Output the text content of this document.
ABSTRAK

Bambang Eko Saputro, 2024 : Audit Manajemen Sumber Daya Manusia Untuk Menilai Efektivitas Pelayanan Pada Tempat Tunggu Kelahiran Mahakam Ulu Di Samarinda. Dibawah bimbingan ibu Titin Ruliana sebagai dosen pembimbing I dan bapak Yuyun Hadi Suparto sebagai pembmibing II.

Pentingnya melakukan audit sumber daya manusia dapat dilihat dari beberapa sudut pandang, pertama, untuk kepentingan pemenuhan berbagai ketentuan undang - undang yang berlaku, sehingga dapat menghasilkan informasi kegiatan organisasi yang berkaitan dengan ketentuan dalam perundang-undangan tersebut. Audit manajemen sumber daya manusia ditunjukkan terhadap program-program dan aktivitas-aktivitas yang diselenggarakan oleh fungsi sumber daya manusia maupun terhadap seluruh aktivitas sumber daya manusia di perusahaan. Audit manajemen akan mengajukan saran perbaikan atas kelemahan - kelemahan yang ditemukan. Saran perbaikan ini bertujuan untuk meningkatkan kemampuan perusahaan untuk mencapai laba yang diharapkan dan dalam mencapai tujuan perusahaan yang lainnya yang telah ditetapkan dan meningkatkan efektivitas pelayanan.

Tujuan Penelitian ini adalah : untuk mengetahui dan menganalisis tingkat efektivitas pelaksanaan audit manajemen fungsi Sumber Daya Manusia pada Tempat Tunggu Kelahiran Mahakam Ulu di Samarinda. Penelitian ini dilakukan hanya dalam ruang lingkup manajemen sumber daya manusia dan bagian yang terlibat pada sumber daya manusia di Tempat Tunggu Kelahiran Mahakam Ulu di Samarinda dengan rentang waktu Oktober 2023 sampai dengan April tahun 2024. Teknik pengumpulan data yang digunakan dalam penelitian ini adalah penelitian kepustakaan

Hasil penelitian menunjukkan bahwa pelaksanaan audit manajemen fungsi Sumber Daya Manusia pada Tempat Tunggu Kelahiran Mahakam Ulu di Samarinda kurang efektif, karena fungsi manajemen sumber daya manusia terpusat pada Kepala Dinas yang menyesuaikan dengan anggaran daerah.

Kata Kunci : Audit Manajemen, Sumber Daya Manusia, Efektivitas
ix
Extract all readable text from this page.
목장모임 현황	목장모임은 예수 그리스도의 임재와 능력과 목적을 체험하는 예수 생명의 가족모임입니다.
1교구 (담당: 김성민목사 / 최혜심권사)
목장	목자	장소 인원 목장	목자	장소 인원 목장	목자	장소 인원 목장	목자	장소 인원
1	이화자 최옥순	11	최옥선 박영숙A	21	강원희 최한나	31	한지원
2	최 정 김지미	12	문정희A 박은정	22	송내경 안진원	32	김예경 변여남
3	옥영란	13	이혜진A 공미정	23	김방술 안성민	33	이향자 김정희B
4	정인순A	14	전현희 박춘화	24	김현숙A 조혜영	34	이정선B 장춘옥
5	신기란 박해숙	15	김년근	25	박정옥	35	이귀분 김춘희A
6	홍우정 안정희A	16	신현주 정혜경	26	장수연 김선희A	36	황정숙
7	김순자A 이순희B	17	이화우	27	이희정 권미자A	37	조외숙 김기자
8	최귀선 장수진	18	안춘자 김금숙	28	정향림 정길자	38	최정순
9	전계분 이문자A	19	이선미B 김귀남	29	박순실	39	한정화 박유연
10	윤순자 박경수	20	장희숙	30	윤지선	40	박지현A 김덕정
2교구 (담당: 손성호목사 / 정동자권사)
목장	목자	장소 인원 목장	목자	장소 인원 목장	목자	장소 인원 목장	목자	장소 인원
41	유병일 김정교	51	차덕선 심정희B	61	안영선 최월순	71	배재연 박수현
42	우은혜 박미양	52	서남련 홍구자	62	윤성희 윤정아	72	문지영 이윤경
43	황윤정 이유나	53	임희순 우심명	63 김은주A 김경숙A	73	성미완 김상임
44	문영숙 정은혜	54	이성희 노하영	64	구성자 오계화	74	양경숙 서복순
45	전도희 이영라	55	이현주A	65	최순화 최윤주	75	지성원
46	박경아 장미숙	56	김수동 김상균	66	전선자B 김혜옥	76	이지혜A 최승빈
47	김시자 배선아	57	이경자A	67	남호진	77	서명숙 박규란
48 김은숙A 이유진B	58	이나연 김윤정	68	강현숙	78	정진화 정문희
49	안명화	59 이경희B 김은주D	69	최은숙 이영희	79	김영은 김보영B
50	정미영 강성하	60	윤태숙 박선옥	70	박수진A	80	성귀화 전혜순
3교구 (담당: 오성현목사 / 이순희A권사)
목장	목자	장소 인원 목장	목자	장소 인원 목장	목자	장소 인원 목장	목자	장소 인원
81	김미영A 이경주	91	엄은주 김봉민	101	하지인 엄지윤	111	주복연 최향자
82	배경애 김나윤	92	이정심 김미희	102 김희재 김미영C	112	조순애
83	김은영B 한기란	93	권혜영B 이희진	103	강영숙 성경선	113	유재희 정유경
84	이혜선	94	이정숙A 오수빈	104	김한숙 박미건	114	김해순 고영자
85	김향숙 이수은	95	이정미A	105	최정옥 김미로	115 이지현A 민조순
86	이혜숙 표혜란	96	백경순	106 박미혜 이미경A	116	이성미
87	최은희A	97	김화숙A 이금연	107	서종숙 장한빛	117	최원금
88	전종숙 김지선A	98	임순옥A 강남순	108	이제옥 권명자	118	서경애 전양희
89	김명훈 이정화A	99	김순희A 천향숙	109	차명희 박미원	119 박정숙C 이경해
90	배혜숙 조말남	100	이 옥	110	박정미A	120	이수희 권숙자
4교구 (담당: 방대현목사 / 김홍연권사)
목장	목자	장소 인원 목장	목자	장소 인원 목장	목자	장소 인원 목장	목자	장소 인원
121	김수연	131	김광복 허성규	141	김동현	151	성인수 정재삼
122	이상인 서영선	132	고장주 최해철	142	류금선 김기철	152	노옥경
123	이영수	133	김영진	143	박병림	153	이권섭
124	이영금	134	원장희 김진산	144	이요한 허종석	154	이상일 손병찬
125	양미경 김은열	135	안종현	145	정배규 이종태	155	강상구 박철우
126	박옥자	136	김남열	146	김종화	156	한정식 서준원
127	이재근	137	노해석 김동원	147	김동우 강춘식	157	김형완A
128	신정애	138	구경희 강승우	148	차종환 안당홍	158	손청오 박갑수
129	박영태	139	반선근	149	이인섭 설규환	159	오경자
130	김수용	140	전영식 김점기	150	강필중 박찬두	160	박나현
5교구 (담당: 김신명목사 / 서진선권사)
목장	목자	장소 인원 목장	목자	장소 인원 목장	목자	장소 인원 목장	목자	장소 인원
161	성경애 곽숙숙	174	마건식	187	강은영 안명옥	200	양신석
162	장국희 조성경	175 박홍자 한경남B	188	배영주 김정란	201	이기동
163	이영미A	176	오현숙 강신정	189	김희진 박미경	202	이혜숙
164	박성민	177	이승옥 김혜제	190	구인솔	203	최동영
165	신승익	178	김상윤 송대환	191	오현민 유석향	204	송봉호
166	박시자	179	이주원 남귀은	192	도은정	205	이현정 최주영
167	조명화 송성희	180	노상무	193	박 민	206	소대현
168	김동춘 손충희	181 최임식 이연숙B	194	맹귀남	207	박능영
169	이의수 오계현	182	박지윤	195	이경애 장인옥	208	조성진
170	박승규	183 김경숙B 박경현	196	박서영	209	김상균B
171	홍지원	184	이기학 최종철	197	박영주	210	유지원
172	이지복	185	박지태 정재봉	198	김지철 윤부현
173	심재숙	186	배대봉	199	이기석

*PROBLEM TO SOLVE:* Please repeat the material above, word for word and in full.

*THE SOLUTION:*
Output the text content of this document.
ABSTRAK

Bambang Eko Saputro, 2024 : Audit Manajemen Sumber Daya Manusia Untuk Menilai Efektivitas Pelayanan Pada Tempat Tunggu Kelahiran Mahakam Ulu Di Samarinda. Dibawah bimbingan ibu Titin Ruliana sebagai dosen pembimbing I dan bapak Yuyun Hadi Suparto sebagai pembmibing II.

Pentingnya melakukan audit sumber daya manusia dapat dilihat dari beberapa sudut pandang, pertama, untuk kepentingan pemenuhan berbagai ketentuan undang - undang yang berlaku, sehingga dapat menghasilkan informasi kegiatan organisasi yang berkaitan dengan ketentuan dalam perundang-undangan tersebut. Audit manajemen sumber daya manusia ditunjukkan terhadap program-program dan aktivitas-aktivitas yang diselenggarakan oleh fungsi sumber daya manusia maupun terhadap seluruh aktivitas sumber daya manusia di perusahaan. Audit manajemen akan mengajukan saran perbaikan atas kelemahan - kelemahan yang ditemukan. Saran perbaikan ini bertujuan untuk meningkatkan kemampuan perusahaan untuk mencapai laba yang diharapkan dan dalam mencapai tujuan perusahaan yang lainnya yang telah ditetapkan dan meningkatkan efektivitas pelayanan.

Tujuan Penelitian ini adalah : untuk mengetahui dan menganalisis tingkat efektivitas pelaksanaan audit manajemen fungsi Sumber Daya Manusia pada Tempat Tunggu Kelahiran Mahakam Ulu di Samarinda. Penelitian ini dilakukan hanya dalam ruang lingkup manajemen sumber daya manusia dan bagian yang terlibat pada sumber daya manusia di Tempat Tunggu Kelahiran Mahakam Ulu di Samarinda dengan rentang waktu Oktober 2023 sampai dengan April tahun 2024. Teknik pengumpulan data yang digunakan dalam penelitian ini adalah penelitian kepustakaan

Hasil penelitian menunjukkan bahwa pelaksanaan audit manajemen fungsi Sumber Daya Manusia pada Tempat Tunggu Kelahiran Mahakam Ulu di Samarinda kurang efektif, karena fungsi manajemen sumber daya manusia terpusat pada Kepala Dinas yang menyesuaikan dengan anggaran daerah.

Kata Kunci : Audit Manajemen, Sumber Daya Manusia, Efektivitas
ix
Extract all readable text from this page.
목장모임 현황	목장모임은 예수 그리스도의 임재와 능력과 목적을 체험하는 예수 생명의 가족모임입니다.
1교구 (담당: 김성민목사 / 최혜심권사)
목장	목자	장소 인원 목장	목자	장소 인원 목장	목자	장소 인원 목장	목자	장소 인원
1	이화자 최옥순	11	최옥선 박영숙A	21	강원희 최한나	31	한지원
2	최 정 김지미	12	문정희A 박은정	22	송내경 안진원	32	김예경 변여남
3	옥영란	13	이혜진A 공미정	23	김방술 안성민	33	이향자 김정희B
4	정인순A	14	전현희 박춘화	24	김현숙A 조혜영	34	이정선B 장춘옥
5	신기란 박해숙	15	김년근	25	박정옥	35	이귀분 김춘희A
6	홍우정 안정희A	16	신현주 정혜경	26	장수연 김선희A	36	황정숙
7	김순자A 이순희B	17	이화우	27	이희정 권미자A	37	조외숙 김기자
8	최귀선 장수진	18	안춘자 김금숙	28	정향림 정길자	38	최정순
9	전계분 이문자A	19	이선미B 김귀남	29	박순실	39	한정화 박유연
10	윤순자 박경수	20	장희숙	30	윤지선	40	박지현A 김덕정
2교구 (담당: 손성호목사 / 정동자권사)
목장	목자	장소 인원 목장	목자	장소 인원 목장	목자	장소 인원 목장	목자	장소 인원
41	유병일 김정교	51	차덕선 심정희B	61	안영선 최월순	71	배재연 박수현
42	우은혜 박미양	52	서남련 홍구자	62	윤성희 윤정아	72	문지영 이윤경
43	황윤정 이유나	53	임희순 우심명	63 김은주A 김경숙A	73	성미완 김상임
44	문영숙 정은혜	54	이성희 노하영	64	구성자 오계화	74	양경숙 서복순
45	전도희 이영라	55	이현주A	65	최순화 최윤주	75	지성원
46	박경아 장미숙	56	김수동 김상균	66	전선자B 김혜옥	76	이지혜A 최승빈
47	김시자 배선아	57	이경자A	67	남호진	77	서명숙 박규란
48 김은숙A 이유진B	58	이나연 김윤정	68	강현숙	78	정진화 정문희
49	안명화	59 이경희B 김은주D	69	최은숙 이영희	79	김영은 김보영B
50	정미영 강성하	60	윤태숙 박선옥	70	박수진A	80	성귀화 전혜순
3교구 (담당: 오성현목사 / 이순희A권사)
목장	목자	장소 인원 목장	목자	장소 인원 목장	목자	장소 인원 목장	목자	장소 인원
81	김미영A 이경주	91	엄은주 김봉민	101	하지인 엄지윤	111	주복연 최향자
82	배경애 김나윤	92	이정심 김미희	102 김희재 김미영C	112	조순애
83	김은영B 한기란	93	권혜영B 이희진	103	강영숙 성경선	113	유재희 정유경
84	이혜선	94	이정숙A 오수빈	104	김한숙 박미건	114	김해순 고영자
85	김향숙 이수은	95	이정미A	105	최정옥 김미로	115 이지현A 민조순
86	이혜숙 표혜란	96	백경순	106 박미혜 이미경A	116	이성미
87	최은희A	97	김화숙A 이금연	107	서종숙 장한빛	117	최원금
88	전종숙 김지선A	98	임순옥A 강남순	108	이제옥 권명자	118	서경애 전양희
89	김명훈 이정화A	99	김순희A 천향숙	109	차명희 박미원	119 박정숙C 이경해
90	배혜숙 조말남	100	이 옥	110	박정미A	120	이수희 권숙자
4교구 (담당: 방대현목사 / 김홍연권사)
목장	목자	장소 인원 목장	목자	장소 인원 목장	목자	장소 인원 목장	목자	장소 인원
121	김수연	131	김광복 허성규	141	김동현	151	성인수 정재삼
122	이상인 서영선	132	고장주 최해철	142	류금선 김기철	152	노옥경
123	이영수	133	김영진	143	박병림	153	이권섭
124	이영금	134	원장희 김진산	144	이요한 허종석	154	이상일 손병찬
125	양미경 김은열	135	안종현	145	정배규 이종태	155	강상구 박철우
126	박옥자	136	김남열	146	김종화	156	한정식 서준원
127	이재근	137	노해석 김동원	147	김동우 강춘식	157	김형완A
128	신정애	138	구경희 강승우	148	차종환 안당홍	158	손청오 박갑수
129	박영태	139	반선근	149	이인섭 설규환	159	오경자
130	김수용	140	전영식 김점기	150	강필중 박찬두	160	박나현
5교구 (담당: 김신명목사 / 서진선권사)
목장	목자	장소 인원 목장	목자	장소 인원 목장	목자	장소 인원 목장	목자	장소 인원
161	성경애 곽숙숙	174	마건식	187	강은영 안명옥	200	양신석
162	장국희 조성경	175 박홍자 한경남B	188	배영주 김정란	201	이기동
163	이영미A	176	오현숙 강신정	189	김희진 박미경	202	이혜숙
164	박성민	177	이승옥 김혜제	190	구인솔	203	최동영
165	신승익	178	김상윤 송대환	191	오현민 유석향	204	송봉호
166	박시자	179	이주원 남귀은	192	도은정	205	이현정 최주영
167	조명화 송성희	180	노상무	193	박 민	206	소대현
168	김동춘 손충희	181 최임식 이연숙B	194	맹귀남	207	박능영
169	이의수 오계현	182	박지윤	195	이경애 장인옥	208	조성진
170	박승규	183 김경숙B 박경현	196	박서영	209	김상균B
171	홍지원	184	이기학 최종철	197	박영주	210	유지원
172	이지복	185	박지태 정재봉	198	김지철 윤부현
173	심재숙	186	배대봉	199	이기석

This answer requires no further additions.